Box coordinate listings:
+ + + +

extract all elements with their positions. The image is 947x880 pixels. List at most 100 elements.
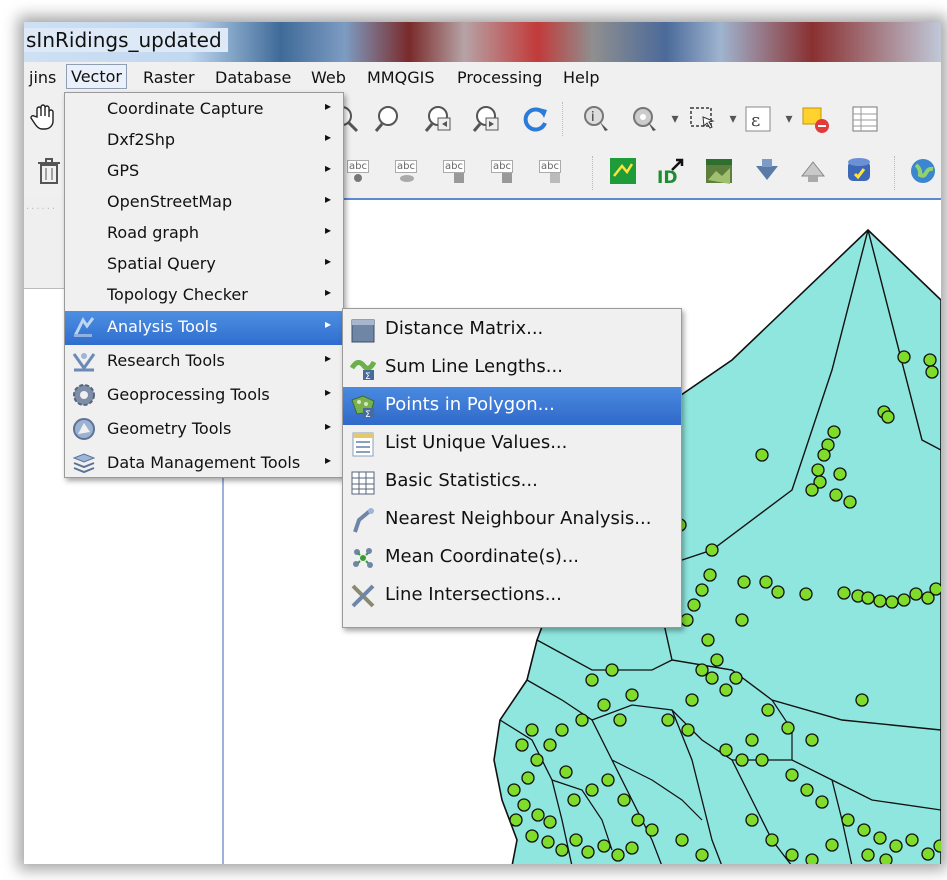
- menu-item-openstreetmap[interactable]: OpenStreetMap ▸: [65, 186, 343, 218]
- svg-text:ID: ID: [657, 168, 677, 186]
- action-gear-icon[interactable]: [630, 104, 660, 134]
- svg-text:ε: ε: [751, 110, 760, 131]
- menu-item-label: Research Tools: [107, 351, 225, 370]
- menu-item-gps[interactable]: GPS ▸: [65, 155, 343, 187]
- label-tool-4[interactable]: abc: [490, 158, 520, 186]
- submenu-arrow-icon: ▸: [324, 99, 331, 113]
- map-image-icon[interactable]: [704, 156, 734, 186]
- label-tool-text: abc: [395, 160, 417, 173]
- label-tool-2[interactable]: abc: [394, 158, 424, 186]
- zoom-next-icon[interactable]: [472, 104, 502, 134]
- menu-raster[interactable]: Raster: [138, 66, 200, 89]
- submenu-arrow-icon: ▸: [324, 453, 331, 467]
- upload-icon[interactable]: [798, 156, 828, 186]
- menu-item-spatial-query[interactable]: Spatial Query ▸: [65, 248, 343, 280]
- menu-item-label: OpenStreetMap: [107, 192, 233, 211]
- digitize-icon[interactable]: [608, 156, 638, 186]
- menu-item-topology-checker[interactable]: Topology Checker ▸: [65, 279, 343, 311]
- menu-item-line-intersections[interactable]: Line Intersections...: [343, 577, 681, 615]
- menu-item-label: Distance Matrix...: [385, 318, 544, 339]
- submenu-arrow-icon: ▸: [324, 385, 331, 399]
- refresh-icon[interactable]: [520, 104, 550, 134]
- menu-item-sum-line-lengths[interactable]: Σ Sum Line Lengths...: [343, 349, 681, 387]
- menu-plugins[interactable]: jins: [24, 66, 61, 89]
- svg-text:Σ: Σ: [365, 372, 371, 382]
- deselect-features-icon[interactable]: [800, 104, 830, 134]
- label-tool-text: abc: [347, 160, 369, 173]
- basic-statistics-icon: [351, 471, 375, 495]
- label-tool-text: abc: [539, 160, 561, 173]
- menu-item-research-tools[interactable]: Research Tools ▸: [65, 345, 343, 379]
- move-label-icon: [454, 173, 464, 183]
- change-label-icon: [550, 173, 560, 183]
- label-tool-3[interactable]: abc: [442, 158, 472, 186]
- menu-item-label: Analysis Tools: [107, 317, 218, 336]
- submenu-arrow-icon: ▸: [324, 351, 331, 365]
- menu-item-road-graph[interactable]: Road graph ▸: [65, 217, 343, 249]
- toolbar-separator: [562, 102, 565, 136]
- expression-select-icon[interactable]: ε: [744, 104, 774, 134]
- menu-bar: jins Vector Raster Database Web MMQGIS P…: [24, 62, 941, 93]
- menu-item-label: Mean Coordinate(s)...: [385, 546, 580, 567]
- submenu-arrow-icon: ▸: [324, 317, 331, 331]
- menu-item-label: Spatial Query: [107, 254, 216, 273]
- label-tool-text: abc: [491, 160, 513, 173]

+ + + +

Stated problem | Rewrite everything from the line containing "- menu-item-openstreetmap[interactable]: OpenStreetMap" down to the line containing "- label-tool-2[interactable]: abc: [394, 158, 424, 186]" as a numbered list, skipping any blank lines.

Output of the task |
1. - menu-item-openstreetmap[interactable]: OpenStreetMap ▸: [65, 186, 343, 218]
2. - svg-text:ID: ID: [657, 168, 677, 186]
3. - action-gear-icon[interactable]: [630, 104, 660, 134]
4. - svg-text:ε: ε: [751, 110, 760, 131]
5. - menu-item-label: Research Tools: [107, 351, 225, 370]
6. - menu-item-gps[interactable]: GPS ▸: [65, 155, 343, 187]
7. - label-tool-4[interactable]: abc: [490, 158, 520, 186]
8. - submenu-arrow-icon: ▸: [324, 99, 331, 113]
9. - map-image-icon[interactable]: [704, 156, 734, 186]
10. - label-tool-text: abc: [395, 160, 417, 173]
11. - label-tool-2[interactable]: abc: [394, 158, 424, 186]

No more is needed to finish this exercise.